• Your goal
Type the records out again in full, exactly.

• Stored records
++++++++++

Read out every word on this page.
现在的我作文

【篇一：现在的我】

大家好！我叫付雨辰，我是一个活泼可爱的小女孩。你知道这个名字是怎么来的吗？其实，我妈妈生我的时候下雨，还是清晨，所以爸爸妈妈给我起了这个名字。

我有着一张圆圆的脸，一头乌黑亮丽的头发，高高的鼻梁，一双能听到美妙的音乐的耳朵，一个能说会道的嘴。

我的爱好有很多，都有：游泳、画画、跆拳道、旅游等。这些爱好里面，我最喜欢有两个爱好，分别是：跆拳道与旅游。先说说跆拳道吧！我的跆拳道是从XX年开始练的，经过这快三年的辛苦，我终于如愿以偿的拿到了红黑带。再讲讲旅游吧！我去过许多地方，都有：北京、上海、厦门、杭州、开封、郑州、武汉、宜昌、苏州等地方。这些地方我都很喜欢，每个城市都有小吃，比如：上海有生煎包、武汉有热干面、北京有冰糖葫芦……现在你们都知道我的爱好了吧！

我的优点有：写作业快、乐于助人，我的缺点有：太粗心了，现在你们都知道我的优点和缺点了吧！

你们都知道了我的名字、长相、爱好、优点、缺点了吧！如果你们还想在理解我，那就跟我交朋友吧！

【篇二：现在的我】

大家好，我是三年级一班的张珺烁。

++++++++++

• Problem solution
Read out every word on this page.
现在的我作文

【篇一：现在的我】

大家好！我叫付雨辰，我是一个活泼可爱的小女孩。你知道这个名字是怎么来的吗？其实，我妈妈生我的时候下雨，还是清晨，所以爸爸妈妈给我起了这个名字。

我有着一张圆圆的脸，一头乌黑亮丽的头发，高高的鼻梁，一双能听到美妙的音乐的耳朵，一个能说会道的嘴。

我的爱好有很多，都有：游泳、画画、跆拳道、旅游等。这些爱好里面，我最喜欢有两个爱好，分别是：跆拳道与旅游。先说说跆拳道吧！我的跆拳道是从XX年开始练的，经过这快三年的辛苦，我终于如愿以偿的拿到了红黑带。再讲讲旅游吧！我去过许多地方，都有：北京、上海、厦门、杭州、开封、郑州、武汉、宜昌、苏州等地方。这些地方我都很喜欢，每个城市都有小吃，比如：上海有生煎包、武汉有热干面、北京有冰糖葫芦……现在你们都知道我的爱好了吧！

我的优点有：写作业快、乐于助人，我的缺点有：太粗心了，现在你们都知道我的优点和缺点了吧！

你们都知道了我的名字、长相、爱好、优点、缺点了吧！如果你们还想在理解我，那就跟我交朋友吧！

【篇二：现在的我】

大家好，我是三年级一班的张珺烁。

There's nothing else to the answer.